Aim: Using the entries that follow, state how many lines contain the word "will". The response is that number and nothing more.

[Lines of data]
>>>

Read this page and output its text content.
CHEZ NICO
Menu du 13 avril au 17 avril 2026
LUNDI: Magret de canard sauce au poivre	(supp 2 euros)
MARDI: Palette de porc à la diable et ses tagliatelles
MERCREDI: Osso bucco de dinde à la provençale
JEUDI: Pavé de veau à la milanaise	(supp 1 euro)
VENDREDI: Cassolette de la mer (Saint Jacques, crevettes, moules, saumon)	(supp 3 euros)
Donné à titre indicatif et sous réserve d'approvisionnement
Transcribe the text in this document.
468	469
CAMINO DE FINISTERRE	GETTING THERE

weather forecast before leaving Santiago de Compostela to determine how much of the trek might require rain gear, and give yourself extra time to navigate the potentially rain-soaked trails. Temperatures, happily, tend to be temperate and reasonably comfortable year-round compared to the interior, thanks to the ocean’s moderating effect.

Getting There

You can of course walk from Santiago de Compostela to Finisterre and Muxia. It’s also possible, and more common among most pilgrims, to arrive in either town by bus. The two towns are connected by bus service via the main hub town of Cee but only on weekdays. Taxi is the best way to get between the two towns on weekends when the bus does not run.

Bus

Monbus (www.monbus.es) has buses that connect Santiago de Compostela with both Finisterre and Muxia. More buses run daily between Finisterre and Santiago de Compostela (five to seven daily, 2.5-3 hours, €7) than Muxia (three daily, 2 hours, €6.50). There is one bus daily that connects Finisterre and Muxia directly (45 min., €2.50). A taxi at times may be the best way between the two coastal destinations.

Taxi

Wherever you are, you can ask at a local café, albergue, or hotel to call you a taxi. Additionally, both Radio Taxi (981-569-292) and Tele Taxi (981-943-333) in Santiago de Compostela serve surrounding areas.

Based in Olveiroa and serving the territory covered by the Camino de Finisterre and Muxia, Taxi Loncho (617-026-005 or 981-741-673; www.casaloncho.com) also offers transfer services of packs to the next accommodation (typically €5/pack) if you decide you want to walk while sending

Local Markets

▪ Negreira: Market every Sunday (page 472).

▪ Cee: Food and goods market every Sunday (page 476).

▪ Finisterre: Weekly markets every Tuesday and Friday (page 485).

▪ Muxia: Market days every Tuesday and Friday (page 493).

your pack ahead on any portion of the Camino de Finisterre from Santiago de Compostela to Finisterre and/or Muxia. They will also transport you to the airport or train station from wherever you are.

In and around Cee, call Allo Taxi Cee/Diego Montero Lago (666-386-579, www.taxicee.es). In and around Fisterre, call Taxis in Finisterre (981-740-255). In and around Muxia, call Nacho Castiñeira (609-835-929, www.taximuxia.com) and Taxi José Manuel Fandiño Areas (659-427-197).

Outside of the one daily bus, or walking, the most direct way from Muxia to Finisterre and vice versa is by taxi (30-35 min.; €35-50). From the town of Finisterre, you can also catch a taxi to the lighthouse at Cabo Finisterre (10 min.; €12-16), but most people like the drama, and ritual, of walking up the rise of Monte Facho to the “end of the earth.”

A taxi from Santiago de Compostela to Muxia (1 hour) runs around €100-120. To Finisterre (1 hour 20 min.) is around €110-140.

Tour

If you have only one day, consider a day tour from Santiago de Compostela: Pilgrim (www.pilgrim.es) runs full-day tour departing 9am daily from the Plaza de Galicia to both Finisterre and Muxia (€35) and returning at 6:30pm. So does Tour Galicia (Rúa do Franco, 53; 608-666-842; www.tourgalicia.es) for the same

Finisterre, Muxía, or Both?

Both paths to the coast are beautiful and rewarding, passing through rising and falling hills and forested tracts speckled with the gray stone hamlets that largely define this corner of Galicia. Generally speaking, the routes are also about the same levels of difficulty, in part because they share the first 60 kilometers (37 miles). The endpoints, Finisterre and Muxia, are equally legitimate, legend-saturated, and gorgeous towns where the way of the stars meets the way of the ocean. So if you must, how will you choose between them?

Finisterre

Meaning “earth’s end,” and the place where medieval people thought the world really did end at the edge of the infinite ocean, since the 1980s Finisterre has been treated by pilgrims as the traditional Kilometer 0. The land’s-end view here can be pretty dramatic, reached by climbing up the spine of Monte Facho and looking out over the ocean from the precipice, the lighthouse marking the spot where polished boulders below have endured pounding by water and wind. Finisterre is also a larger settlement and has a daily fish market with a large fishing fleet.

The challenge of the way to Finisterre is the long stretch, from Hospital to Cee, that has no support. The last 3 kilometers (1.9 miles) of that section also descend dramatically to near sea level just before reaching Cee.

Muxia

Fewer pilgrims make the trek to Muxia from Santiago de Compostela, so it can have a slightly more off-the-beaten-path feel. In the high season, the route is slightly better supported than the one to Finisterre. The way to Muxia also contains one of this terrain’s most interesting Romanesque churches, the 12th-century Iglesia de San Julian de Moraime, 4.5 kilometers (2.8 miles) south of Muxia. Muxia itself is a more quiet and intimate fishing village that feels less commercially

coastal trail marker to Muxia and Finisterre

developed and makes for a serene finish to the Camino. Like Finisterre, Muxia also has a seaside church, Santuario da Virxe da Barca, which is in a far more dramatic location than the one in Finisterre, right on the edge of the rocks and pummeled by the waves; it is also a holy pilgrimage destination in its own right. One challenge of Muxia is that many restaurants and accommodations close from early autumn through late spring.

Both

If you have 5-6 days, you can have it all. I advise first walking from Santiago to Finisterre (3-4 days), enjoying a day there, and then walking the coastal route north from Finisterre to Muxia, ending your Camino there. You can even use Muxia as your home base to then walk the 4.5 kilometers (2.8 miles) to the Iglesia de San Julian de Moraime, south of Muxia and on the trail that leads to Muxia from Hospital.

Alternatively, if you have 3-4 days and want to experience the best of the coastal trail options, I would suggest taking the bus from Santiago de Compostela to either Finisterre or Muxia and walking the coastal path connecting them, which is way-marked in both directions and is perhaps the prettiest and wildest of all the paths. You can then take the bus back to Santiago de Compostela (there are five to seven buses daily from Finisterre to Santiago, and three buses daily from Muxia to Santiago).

<<<

Answer to the task: 2